- [WRITTEN INSTRUCTION 1]: From the blog roundup below, list each author credited with writing a book.
- [WRITTEN INSTRUCTION 2]:
Do the following statements agree with the blog roundup below? Answer yes or no for each, and quote the words that decide it.
(a) The review of Owlsight went up on Monday.
(b) Mostly Dead Things is described as a nonfiction book.
(c) The review of Prison Baby is scheduled for Tuesday.
- [WRITTEN INSTRUCTION 3]: Please translate this sentence from the blog roundup below into Spanish: "Although I shared three reviews this week, that won’t be the norm."

Sunday Lowdown #42

This Week’s Blog Posts:

Although I shared three reviews this week, that won’t be the norm. Monday, I posted my review of Owlsight, the sophomore novel in the OWL MAGE trilogy by Mercedes Lackey and Larry Dixon. I enjoyed the expansion in what the authors mean by “villain” and the ethical debates characters engage in.

Wednesday I reviewed Mostly Dead Things by Kristen Arnett, and I was surprised to learn that a few of you had this novel on your radars. I give fair warning about what may turn you off, but also why you should keep reading.

Friday brought the poo review — that is, my review of Judith Flanders’s nonfiction book The Victorian City: Everyday Life in Dickens’ London. Everyone focused on the phrase “turd canal,” which doesn’t make me proud, but you definitely got the point I was going for in my efforts to share just how gross the city was before efforts to deal with sewage were made by the government.

Next Week’s Blog Posts:

Continuing with nonfiction, you can catch my review of Prison Baby, a memoir by Deborah Jiang Stein on Tuesday. Raised in a loving Jewish family, mixed-race Deborah at twelve-years-old finds a letter in her mother’s dresser drawer asking a lawyer to keep Deborah’s birth — to a drug addicted mother while incarcerated — a secret.

- [DATA EXCERPT]:
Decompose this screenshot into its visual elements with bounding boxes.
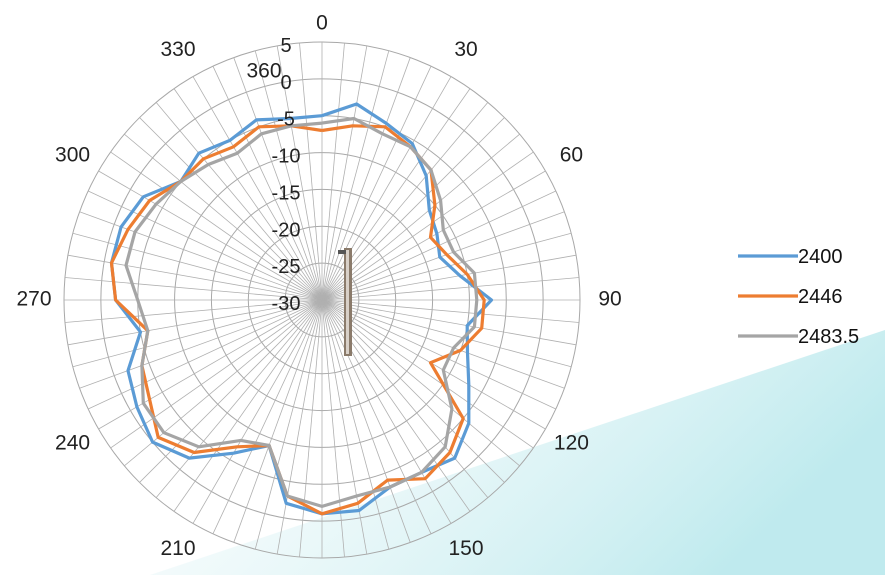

- [COMPLETE ANSWER 1]:
Mercedes Lackey
Larry Dixon
Kristen Arnett
Judith Flanders
Deborah Jiang Stein

- [COMPLETE ANSWER 2]:
(a) Yes: "Monday, I posted my review of Owlsight"
(b) No: "had this novel on your radars"
(c) Yes: "you can catch my review of Prison Baby, a memoir by Deborah Jiang Stein on Tuesday"

- [COMPLETE ANSWER 3]: Aunque compartí tres reseñas esta semana, eso no será lo habitual.